_Records shown_
┌──
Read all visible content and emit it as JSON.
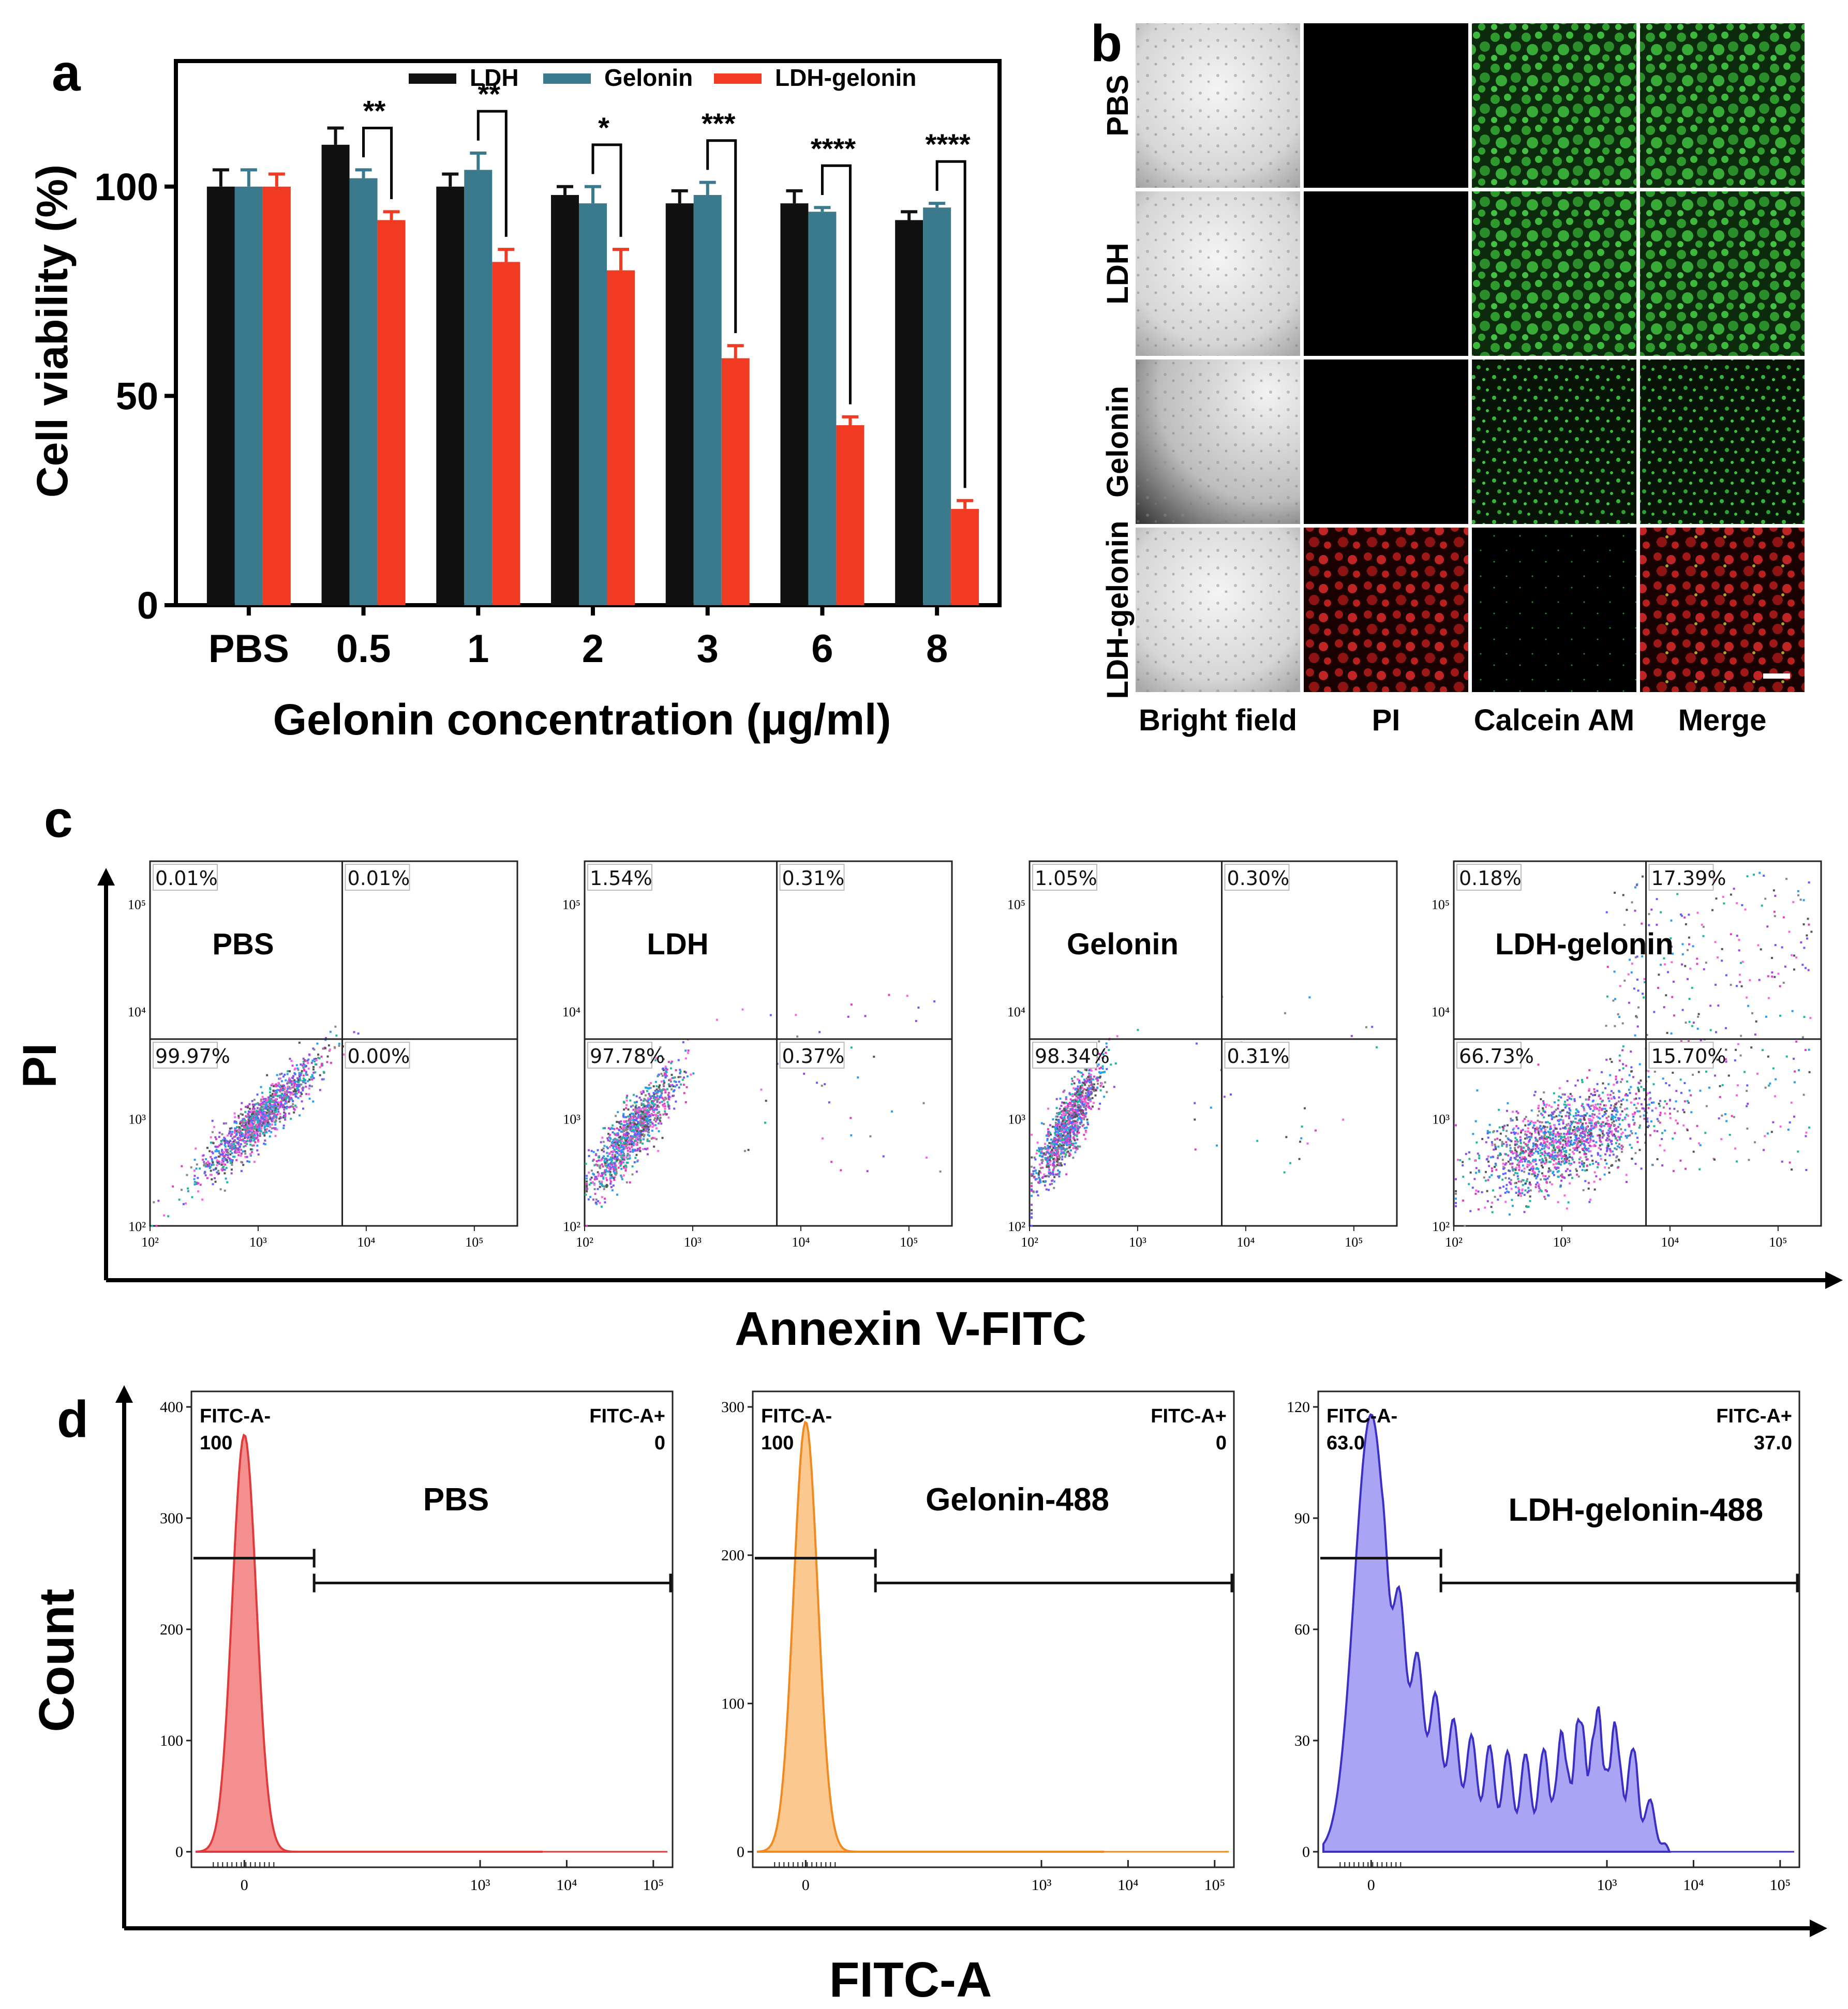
{
  "panel_letters": {
    "a": "a",
    "b": "b",
    "c": "c",
    "d": "d"
  },
  "chart_data": [
    {
      "id": "a",
      "type": "bar",
      "categories": [
        "PBS",
        "0.5",
        "1",
        "2",
        "3",
        "6",
        "8"
      ],
      "series": [
        {
          "name": "LDH",
          "color": "#111111",
          "values": [
            100,
            110,
            100,
            98,
            96,
            96,
            92
          ],
          "errors": [
            4,
            4,
            3,
            2,
            3,
            3,
            2
          ]
        },
        {
          "name": "Gelonin",
          "color": "#3a7a8c",
          "values": [
            100,
            102,
            104,
            96,
            98,
            94,
            95
          ],
          "errors": [
            4,
            2,
            4,
            4,
            3,
            1,
            1
          ]
        },
        {
          "name": "LDH-gelonin",
          "color": "#f03a22",
          "values": [
            100,
            92,
            82,
            80,
            59,
            43,
            23
          ],
          "errors": [
            3,
            2,
            3,
            5,
            3,
            2,
            2
          ]
        }
      ],
      "significance": [
        "",
        "**",
        "**",
        "*",
        "***",
        "****",
        "****"
      ],
      "ylabel": "Cell viability (%)",
      "xlabel": "Gelonin concentration (μg/ml)",
      "ylim": [
        0,
        130
      ],
      "yticks": [
        0,
        50,
        100
      ]
    },
    {
      "id": "c",
      "type": "scatter",
      "xlabel": "Annexin V-FITC",
      "ylabel": "PI",
      "axis": "log",
      "range": [
        100,
        250000
      ],
      "ticks": [
        "10²",
        "10³",
        "10⁴",
        "10⁵"
      ],
      "plots": [
        {
          "label": "PBS",
          "quadrants": {
            "UL": "0.01%",
            "UR": "0.01%",
            "LL": "99.97%",
            "LR": "0.00%"
          }
        },
        {
          "label": "LDH",
          "quadrants": {
            "UL": "1.54%",
            "UR": "0.31%",
            "LL": "97.78%",
            "LR": "0.37%"
          }
        },
        {
          "label": "Gelonin",
          "quadrants": {
            "UL": "1.05%",
            "UR": "0.30%",
            "LL": "98.34%",
            "LR": "0.31%"
          }
        },
        {
          "label": "LDH-gelonin",
          "quadrants": {
            "UL": "0.18%",
            "UR": "17.39%",
            "LL": "66.73%",
            "LR": "15.70%"
          }
        }
      ]
    },
    {
      "id": "d",
      "type": "area",
      "xlabel": "FITC-A",
      "ylabel": "Count",
      "xticks": [
        "0",
        "10³",
        "10⁴",
        "10⁵"
      ],
      "histograms": [
        {
          "label": "PBS",
          "color": "#f06a6a",
          "stroke": "#e03a3a",
          "ymax": 400,
          "yticks": [
            0,
            100,
            200,
            300,
            400
          ],
          "gate_neg_label": "FITC-A-",
          "gate_neg_value": "100",
          "gate_pos_label": "FITC-A+",
          "gate_pos_value": "0",
          "peak_count": 375
        },
        {
          "label": "Gelonin-488",
          "color": "#f9b56a",
          "stroke": "#f08a20",
          "ymax": 300,
          "yticks": [
            0,
            100,
            200,
            300
          ],
          "gate_neg_label": "FITC-A-",
          "gate_neg_value": "100",
          "gate_pos_label": "FITC-A+",
          "gate_pos_value": "0",
          "peak_count": 290
        },
        {
          "label": "LDH-gelonin-488",
          "color": "#8c86f0",
          "stroke": "#3b2fc4",
          "ymax": 120,
          "yticks": [
            0,
            30,
            60,
            90,
            120
          ],
          "gate_neg_label": "FITC-A-",
          "gate_neg_value": "63.0",
          "gate_pos_label": "FITC-A+",
          "gate_pos_value": "37.0",
          "peak_count": 118
        }
      ]
    }
  ],
  "microscopy": {
    "rows": [
      "PBS",
      "LDH",
      "Gelonin",
      "LDH-gelonin"
    ],
    "columns": [
      "Bright field",
      "PI",
      "Calcein AM",
      "Merge"
    ]
  }
}
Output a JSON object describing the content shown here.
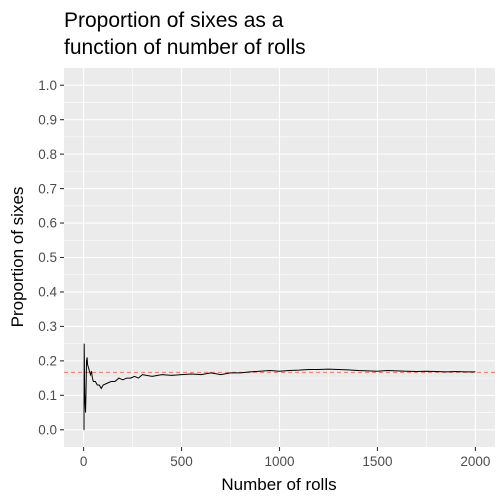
{
  "chart_data": {
    "type": "line",
    "title_lines": [
      "Proportion of sixes as a",
      "function of number of rolls"
    ],
    "xlabel": "Number of rolls",
    "ylabel": "Proportion of sixes",
    "xlim": [
      -100,
      2100
    ],
    "ylim": [
      -0.05,
      1.05
    ],
    "x_ticks": [
      0,
      500,
      1000,
      1500,
      2000
    ],
    "x_tick_labels": [
      "0",
      "500",
      "1000",
      "1500",
      "2000"
    ],
    "y_ticks": [
      0.0,
      0.1,
      0.2,
      0.3,
      0.4,
      0.5,
      0.6,
      0.7,
      0.8,
      0.9,
      1.0
    ],
    "y_tick_labels": [
      "0.0",
      "0.1",
      "0.2",
      "0.3",
      "0.4",
      "0.5",
      "0.6",
      "0.7",
      "0.8",
      "0.9",
      "1.0"
    ],
    "grid": true,
    "reference_line": {
      "y": 0.1667,
      "style": "dashed",
      "color": "#f8766d"
    },
    "colors": {
      "panel": "#ebebeb",
      "grid": "#ffffff",
      "line": "#000000"
    },
    "series": [
      {
        "x": [
          1,
          2,
          3,
          4,
          5,
          6,
          8,
          10,
          12,
          15,
          18,
          20,
          25,
          30,
          35,
          40,
          45,
          50,
          60,
          70,
          80,
          90,
          100,
          120,
          140,
          160,
          180,
          200,
          220,
          240,
          260,
          280,
          300,
          350,
          400,
          450,
          500,
          550,
          600,
          650,
          700,
          750,
          800,
          850,
          900,
          950,
          1000,
          1050,
          1100,
          1150,
          1200,
          1250,
          1300,
          1350,
          1400,
          1450,
          1500,
          1550,
          1600,
          1650,
          1700,
          1750,
          1800,
          1850,
          1900,
          1950,
          2000
        ],
        "y": [
          0.0,
          0.0,
          0.25,
          0.2,
          0.14,
          0.1,
          0.07,
          0.05,
          0.1,
          0.2,
          0.21,
          0.19,
          0.18,
          0.17,
          0.16,
          0.17,
          0.15,
          0.14,
          0.14,
          0.13,
          0.13,
          0.12,
          0.13,
          0.135,
          0.14,
          0.14,
          0.15,
          0.145,
          0.15,
          0.15,
          0.155,
          0.15,
          0.16,
          0.155,
          0.16,
          0.158,
          0.16,
          0.162,
          0.16,
          0.165,
          0.16,
          0.165,
          0.165,
          0.168,
          0.17,
          0.172,
          0.17,
          0.172,
          0.173,
          0.175,
          0.175,
          0.176,
          0.175,
          0.174,
          0.172,
          0.171,
          0.17,
          0.172,
          0.171,
          0.17,
          0.169,
          0.17,
          0.169,
          0.168,
          0.169,
          0.168,
          0.168
        ]
      }
    ]
  }
}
└──
_Exercise directions_
Look through the entries above; copy every line holding the string "Proportion".

_Exercise solution_
      "Proportion of sixes as a",
    "ylabel": "Proportion of sixes",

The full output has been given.